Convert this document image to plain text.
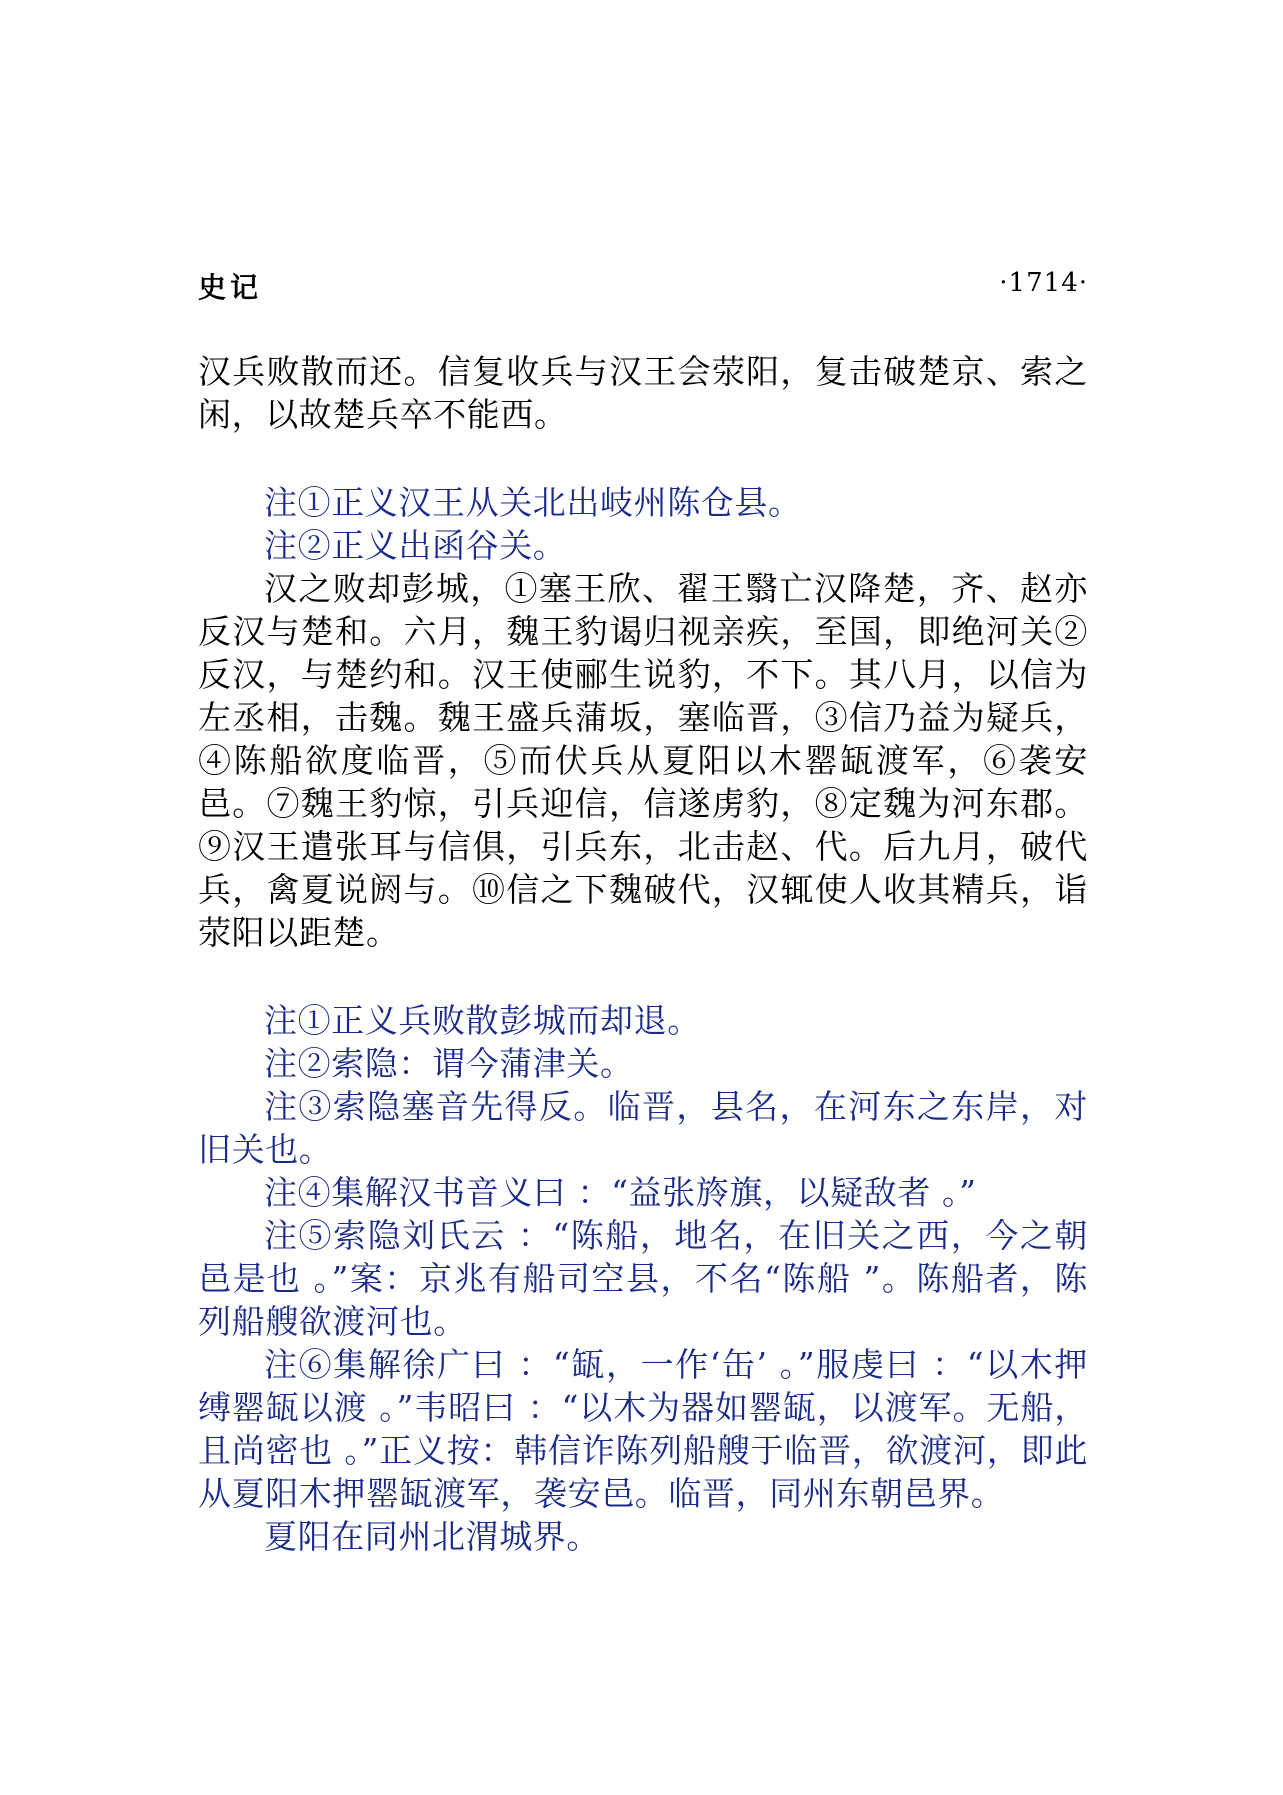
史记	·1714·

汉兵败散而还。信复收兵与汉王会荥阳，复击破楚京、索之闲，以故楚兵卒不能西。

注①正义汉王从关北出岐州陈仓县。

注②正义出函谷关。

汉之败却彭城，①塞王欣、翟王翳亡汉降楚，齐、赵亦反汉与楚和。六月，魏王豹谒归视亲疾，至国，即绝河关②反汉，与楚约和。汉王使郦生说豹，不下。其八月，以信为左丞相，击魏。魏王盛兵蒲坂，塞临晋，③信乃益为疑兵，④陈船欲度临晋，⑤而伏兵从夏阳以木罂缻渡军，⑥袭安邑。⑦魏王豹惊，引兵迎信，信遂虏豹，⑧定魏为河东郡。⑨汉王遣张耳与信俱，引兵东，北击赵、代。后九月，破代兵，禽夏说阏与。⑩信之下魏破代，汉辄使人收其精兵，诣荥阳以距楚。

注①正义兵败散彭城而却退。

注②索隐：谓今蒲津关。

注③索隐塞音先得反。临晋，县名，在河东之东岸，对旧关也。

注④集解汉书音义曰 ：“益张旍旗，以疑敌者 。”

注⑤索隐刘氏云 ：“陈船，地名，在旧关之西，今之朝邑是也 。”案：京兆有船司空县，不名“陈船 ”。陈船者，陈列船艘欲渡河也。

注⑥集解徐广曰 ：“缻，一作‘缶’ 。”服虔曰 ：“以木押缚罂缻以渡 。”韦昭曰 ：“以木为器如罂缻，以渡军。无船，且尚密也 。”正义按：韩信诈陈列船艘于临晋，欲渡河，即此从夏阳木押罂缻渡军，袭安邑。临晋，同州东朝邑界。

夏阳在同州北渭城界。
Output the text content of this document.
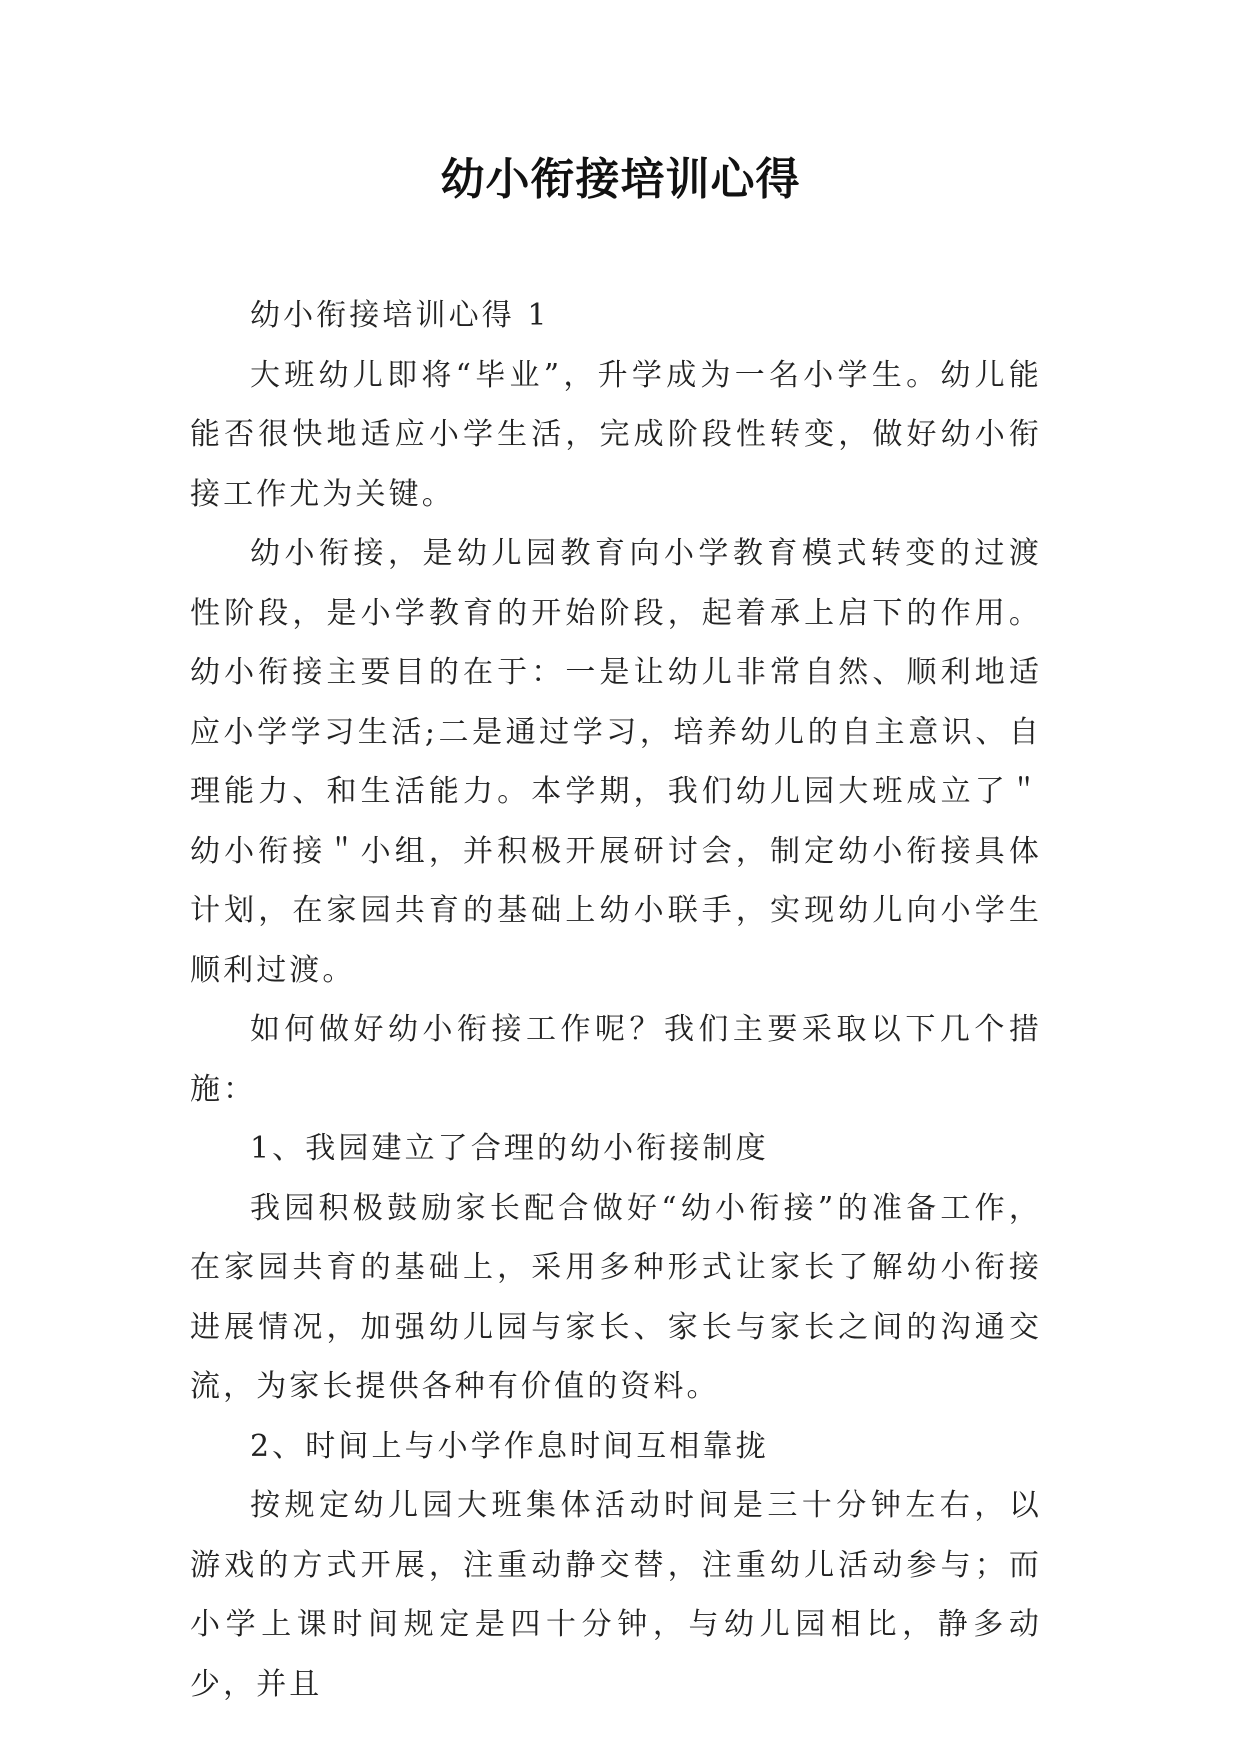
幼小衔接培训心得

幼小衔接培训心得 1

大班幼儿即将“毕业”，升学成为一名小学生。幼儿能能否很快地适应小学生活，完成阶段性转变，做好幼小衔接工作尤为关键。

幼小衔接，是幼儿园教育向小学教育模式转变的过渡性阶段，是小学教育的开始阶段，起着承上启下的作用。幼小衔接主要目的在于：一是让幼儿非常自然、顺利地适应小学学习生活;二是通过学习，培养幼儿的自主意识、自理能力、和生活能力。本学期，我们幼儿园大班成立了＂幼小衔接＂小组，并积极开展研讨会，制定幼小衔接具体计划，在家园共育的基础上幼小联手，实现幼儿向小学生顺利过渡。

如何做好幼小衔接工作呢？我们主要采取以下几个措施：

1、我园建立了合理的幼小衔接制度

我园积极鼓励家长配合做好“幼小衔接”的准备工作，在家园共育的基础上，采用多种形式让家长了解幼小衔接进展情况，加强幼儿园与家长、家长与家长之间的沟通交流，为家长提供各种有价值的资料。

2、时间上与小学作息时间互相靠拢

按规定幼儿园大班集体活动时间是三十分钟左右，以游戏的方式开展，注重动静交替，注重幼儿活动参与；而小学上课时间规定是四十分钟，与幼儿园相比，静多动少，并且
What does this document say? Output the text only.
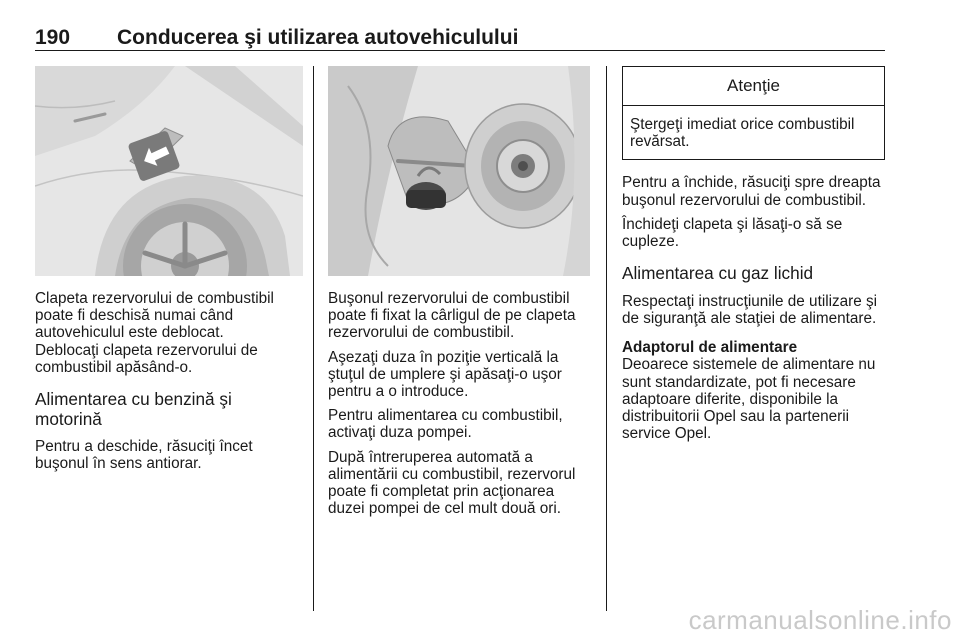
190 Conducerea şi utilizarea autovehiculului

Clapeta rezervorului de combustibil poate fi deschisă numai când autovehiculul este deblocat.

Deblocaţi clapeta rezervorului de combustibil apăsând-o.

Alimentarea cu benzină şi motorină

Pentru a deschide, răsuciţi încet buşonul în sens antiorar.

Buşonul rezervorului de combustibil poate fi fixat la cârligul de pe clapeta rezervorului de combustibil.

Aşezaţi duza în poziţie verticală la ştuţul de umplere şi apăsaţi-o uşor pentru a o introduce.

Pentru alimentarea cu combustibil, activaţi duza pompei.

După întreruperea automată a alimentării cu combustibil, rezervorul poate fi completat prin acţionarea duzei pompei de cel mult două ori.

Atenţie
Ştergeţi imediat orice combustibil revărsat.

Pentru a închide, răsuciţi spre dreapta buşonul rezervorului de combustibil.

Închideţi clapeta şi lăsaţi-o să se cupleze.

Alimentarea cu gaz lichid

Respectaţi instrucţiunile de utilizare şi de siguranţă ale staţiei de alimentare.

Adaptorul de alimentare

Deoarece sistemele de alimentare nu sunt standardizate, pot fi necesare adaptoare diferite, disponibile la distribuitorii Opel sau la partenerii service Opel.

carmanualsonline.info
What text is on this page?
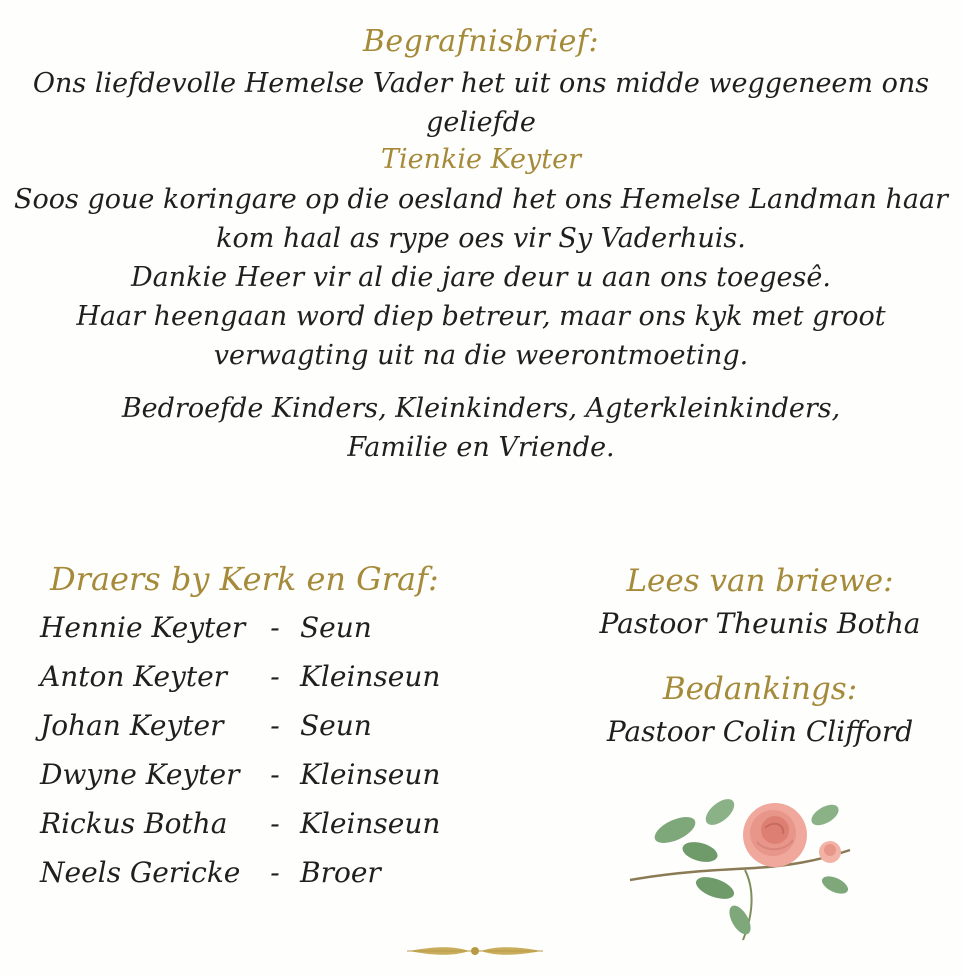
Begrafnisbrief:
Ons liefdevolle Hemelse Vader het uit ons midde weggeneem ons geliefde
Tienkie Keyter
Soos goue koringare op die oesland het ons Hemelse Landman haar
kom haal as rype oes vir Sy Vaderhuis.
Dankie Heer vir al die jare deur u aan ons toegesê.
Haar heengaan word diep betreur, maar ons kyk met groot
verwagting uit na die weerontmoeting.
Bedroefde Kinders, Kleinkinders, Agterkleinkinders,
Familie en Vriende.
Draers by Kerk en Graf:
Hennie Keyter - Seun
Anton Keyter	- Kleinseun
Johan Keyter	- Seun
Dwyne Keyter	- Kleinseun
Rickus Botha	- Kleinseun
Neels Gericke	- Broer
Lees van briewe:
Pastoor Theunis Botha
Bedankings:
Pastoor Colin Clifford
════════
▶ Written problem: Go through the listing above and return every line where the word "duza" occurs.

▶ Task answer:
Aşezaţi duza în poziţie verticală la ştuţul de umplere şi apăsaţi-o uşor pentru a o introduce.
Pentru alimentarea cu combustibil, activaţi duza pompei.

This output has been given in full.